⟨
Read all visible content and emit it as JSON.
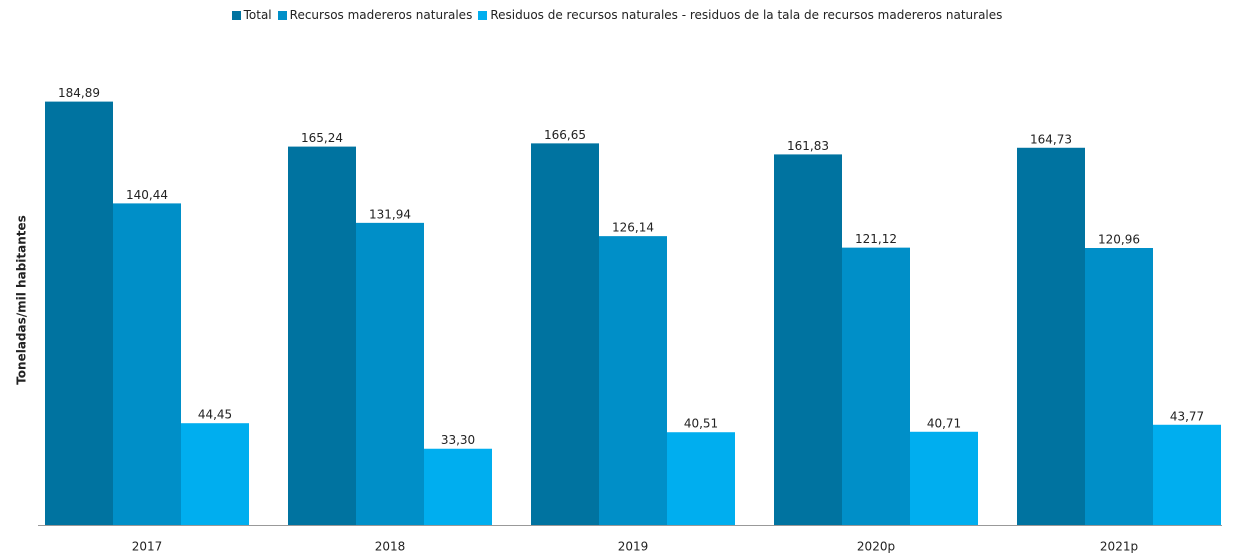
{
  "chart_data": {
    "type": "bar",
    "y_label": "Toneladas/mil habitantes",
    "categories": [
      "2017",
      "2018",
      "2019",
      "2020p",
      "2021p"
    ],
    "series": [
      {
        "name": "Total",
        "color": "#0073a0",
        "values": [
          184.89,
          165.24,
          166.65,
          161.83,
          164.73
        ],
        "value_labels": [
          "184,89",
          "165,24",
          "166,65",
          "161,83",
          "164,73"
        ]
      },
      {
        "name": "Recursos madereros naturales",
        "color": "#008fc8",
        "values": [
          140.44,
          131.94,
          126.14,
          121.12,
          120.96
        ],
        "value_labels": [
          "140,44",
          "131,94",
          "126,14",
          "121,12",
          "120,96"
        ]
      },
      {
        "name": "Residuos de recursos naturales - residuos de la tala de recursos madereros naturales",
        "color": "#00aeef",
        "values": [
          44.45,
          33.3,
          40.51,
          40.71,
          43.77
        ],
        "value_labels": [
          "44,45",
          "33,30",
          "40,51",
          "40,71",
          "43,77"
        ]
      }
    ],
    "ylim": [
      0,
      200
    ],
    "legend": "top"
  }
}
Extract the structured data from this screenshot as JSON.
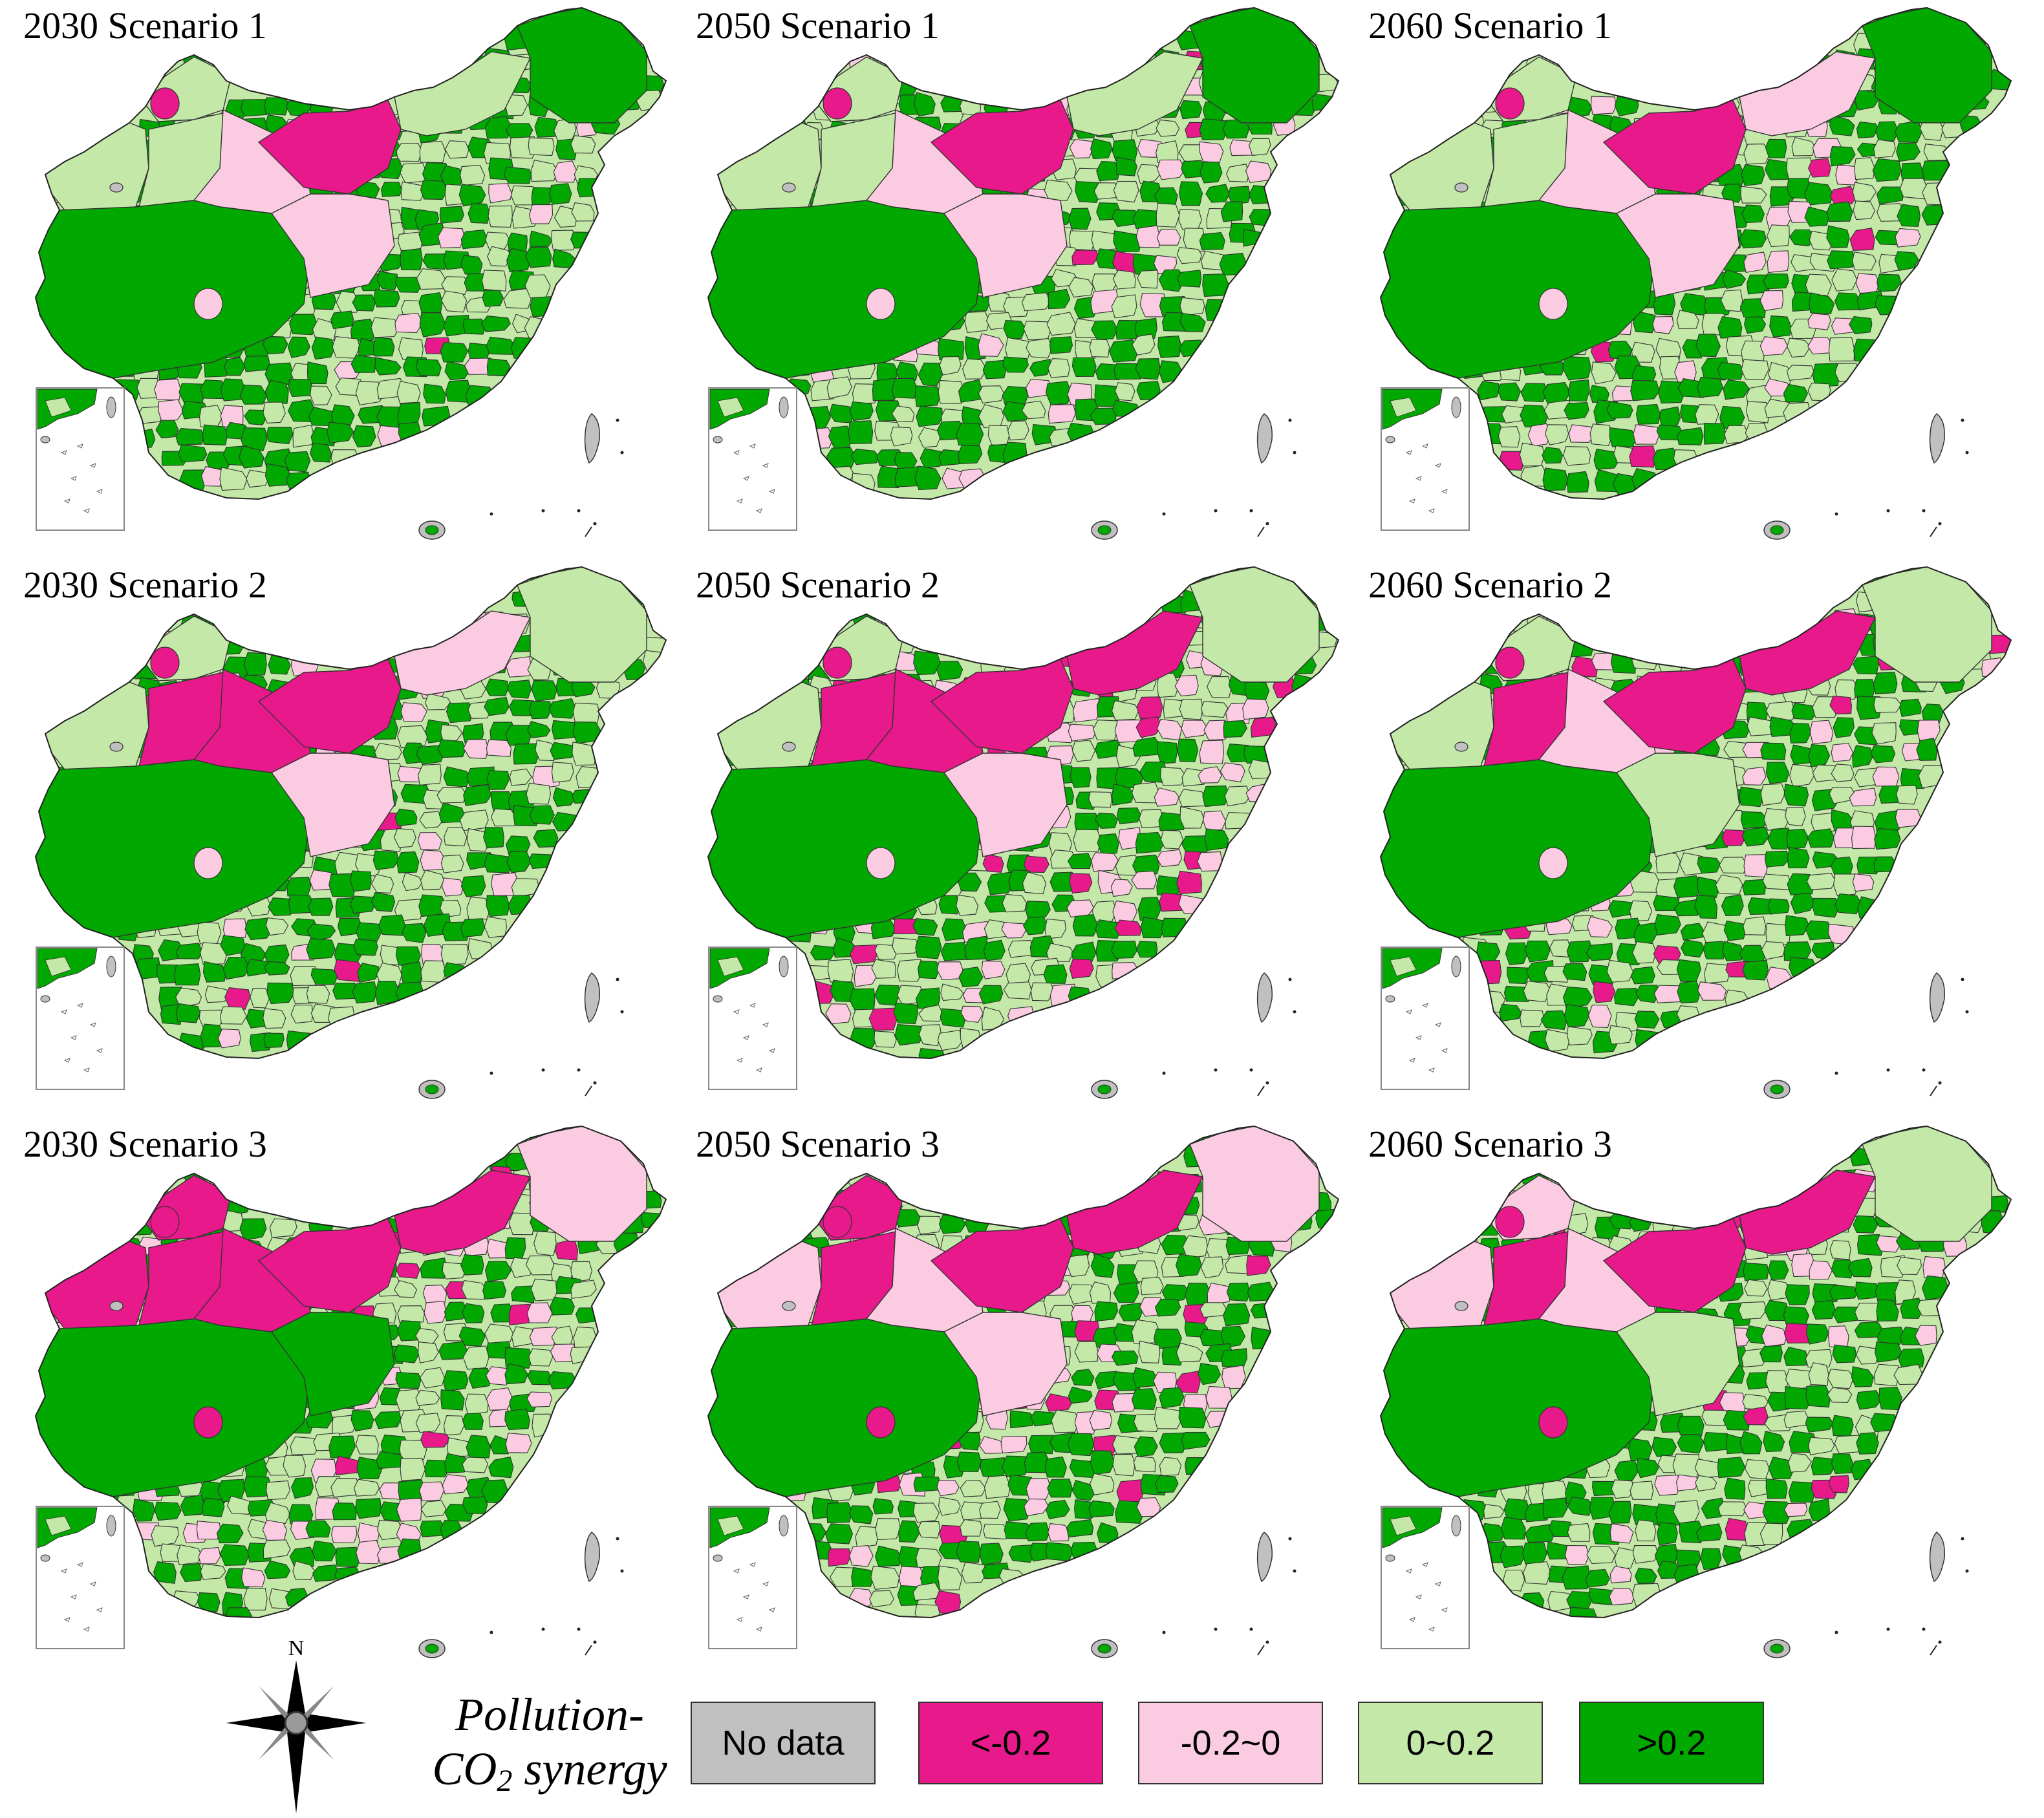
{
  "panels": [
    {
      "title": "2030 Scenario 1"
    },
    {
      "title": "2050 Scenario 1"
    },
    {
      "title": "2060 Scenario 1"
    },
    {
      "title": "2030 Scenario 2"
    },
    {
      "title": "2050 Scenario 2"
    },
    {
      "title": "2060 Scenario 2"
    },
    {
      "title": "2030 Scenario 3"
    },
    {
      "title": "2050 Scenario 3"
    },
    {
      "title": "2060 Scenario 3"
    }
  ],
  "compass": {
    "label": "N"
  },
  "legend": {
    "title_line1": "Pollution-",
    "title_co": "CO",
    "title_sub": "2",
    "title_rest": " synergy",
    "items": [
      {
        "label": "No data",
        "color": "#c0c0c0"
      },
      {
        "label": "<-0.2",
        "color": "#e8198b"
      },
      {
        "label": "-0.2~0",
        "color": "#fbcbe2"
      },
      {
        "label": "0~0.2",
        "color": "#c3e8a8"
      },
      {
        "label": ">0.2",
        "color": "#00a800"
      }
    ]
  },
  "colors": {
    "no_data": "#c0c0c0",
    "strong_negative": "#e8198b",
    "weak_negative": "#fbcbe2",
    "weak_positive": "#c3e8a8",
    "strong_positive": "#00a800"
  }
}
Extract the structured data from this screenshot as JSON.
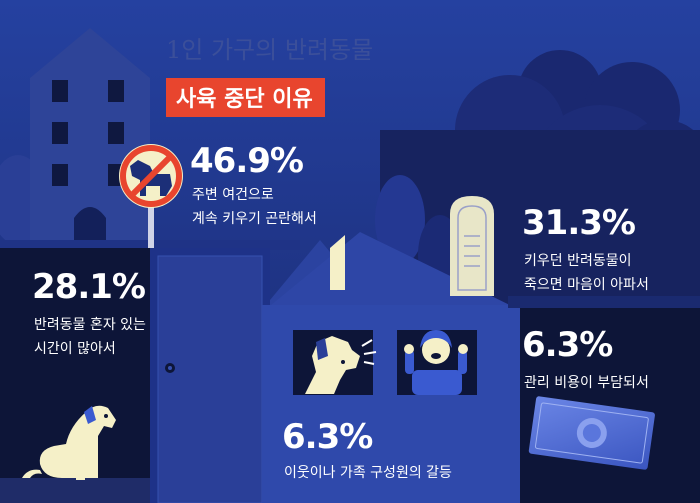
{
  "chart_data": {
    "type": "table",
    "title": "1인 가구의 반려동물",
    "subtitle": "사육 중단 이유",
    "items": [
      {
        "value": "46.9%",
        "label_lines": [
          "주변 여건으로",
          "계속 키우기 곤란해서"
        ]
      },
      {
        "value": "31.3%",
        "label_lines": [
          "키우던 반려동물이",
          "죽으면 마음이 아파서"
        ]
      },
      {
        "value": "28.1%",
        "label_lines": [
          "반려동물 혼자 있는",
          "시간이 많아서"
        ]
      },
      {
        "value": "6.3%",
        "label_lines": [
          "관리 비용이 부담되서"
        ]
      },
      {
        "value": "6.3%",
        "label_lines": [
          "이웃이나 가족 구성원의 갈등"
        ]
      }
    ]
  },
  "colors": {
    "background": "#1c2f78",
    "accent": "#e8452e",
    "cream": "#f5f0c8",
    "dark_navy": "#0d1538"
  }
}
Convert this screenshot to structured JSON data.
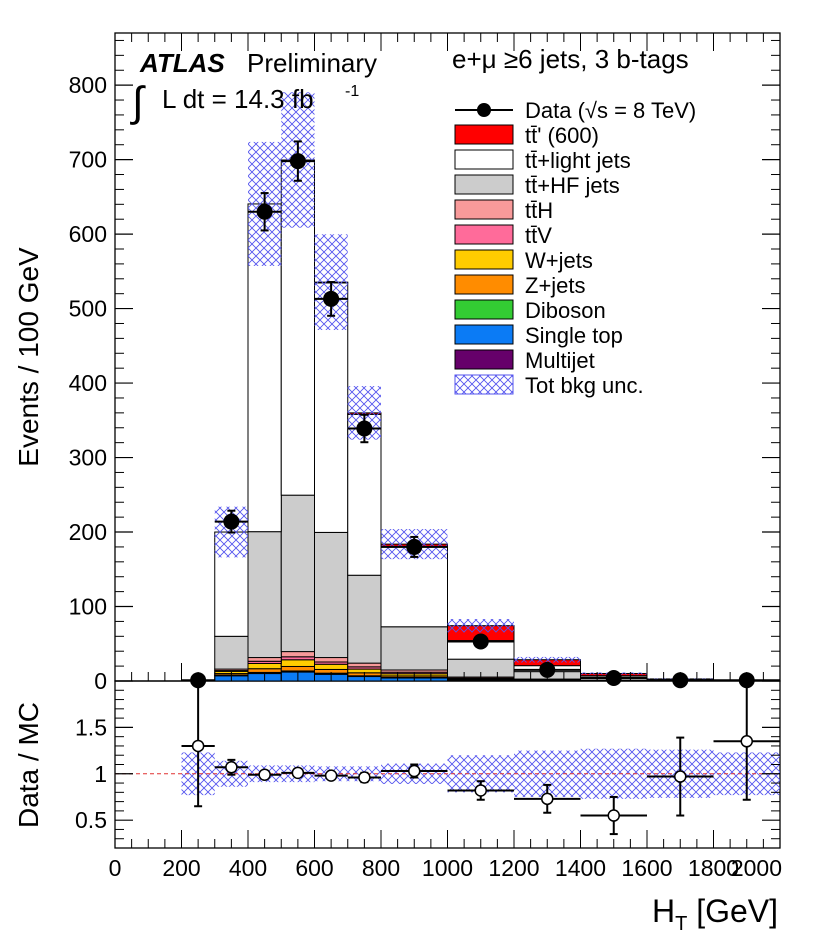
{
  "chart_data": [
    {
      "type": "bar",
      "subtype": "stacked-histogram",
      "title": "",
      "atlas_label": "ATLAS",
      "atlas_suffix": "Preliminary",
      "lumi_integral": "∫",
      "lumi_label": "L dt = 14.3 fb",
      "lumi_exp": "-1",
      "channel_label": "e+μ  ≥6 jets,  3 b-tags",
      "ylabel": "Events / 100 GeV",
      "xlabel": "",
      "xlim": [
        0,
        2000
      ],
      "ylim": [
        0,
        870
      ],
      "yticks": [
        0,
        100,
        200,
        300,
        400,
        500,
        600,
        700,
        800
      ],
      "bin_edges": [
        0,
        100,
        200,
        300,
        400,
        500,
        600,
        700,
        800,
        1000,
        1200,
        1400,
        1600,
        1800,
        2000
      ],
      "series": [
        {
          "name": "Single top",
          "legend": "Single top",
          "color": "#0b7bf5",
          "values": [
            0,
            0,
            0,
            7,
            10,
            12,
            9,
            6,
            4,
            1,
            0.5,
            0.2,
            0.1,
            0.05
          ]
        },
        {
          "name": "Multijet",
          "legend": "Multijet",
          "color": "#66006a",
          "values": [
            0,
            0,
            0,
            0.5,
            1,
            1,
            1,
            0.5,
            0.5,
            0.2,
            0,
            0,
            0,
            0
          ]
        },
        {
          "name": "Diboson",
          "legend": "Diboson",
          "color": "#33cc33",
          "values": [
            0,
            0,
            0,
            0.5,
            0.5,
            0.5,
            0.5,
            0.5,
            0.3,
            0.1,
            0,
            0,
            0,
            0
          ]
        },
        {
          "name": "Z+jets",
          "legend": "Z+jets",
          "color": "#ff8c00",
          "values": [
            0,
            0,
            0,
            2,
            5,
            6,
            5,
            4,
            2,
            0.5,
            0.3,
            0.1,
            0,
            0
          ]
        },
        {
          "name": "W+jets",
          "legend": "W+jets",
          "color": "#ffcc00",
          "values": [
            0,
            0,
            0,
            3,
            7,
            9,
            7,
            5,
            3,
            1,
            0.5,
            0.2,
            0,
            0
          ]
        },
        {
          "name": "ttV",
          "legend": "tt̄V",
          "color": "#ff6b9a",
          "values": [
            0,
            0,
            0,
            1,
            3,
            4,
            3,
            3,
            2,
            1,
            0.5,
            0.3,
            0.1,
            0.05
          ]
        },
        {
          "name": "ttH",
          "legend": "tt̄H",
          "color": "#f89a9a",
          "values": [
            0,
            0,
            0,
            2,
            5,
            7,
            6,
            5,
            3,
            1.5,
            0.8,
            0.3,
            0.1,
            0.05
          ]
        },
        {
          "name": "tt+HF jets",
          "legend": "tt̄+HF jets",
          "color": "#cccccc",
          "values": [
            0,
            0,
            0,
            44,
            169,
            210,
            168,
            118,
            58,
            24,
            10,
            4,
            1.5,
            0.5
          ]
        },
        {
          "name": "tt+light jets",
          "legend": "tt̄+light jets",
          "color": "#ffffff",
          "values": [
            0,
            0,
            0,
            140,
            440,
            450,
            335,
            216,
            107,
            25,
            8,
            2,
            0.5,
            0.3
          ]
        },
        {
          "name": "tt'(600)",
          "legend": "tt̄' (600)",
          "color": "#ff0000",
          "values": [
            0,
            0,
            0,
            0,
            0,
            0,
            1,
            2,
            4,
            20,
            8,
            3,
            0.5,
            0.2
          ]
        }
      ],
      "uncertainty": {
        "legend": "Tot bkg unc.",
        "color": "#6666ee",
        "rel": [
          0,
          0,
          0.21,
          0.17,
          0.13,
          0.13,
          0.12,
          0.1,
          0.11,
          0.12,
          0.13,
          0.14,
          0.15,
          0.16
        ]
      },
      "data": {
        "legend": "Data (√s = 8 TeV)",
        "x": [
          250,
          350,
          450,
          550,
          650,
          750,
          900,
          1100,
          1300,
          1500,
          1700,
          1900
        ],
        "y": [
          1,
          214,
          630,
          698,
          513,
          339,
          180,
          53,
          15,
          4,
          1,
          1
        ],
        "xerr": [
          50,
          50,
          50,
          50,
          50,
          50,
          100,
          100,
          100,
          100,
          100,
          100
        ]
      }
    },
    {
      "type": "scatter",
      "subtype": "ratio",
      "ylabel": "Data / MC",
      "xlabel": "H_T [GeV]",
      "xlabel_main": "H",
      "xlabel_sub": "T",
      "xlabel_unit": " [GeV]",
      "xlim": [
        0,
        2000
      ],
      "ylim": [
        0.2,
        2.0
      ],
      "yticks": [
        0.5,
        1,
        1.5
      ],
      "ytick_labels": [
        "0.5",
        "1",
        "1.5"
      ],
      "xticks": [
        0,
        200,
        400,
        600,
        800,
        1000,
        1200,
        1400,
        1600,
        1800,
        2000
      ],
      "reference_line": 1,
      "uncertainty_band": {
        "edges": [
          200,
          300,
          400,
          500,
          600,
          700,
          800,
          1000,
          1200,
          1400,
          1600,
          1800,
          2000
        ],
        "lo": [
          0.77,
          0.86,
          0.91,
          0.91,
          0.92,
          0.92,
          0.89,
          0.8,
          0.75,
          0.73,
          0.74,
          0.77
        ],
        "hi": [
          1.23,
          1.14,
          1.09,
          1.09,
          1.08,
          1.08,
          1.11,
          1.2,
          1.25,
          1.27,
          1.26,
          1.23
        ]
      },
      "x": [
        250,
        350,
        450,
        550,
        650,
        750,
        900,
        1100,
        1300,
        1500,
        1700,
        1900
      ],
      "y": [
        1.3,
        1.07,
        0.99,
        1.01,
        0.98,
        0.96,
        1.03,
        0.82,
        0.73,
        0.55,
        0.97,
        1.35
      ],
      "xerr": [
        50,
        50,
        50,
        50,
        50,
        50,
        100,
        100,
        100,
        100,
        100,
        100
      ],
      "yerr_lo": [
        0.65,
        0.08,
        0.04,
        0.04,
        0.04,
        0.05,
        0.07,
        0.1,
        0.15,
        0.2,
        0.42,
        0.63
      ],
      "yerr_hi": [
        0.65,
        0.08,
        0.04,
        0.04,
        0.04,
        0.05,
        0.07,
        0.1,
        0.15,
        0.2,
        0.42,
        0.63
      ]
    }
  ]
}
⟩
### Task directions
Copy each line from the records above that includes the string "subtype".

### Right answer
      "subtype": "stacked-histogram",
      "subtype": "ratio",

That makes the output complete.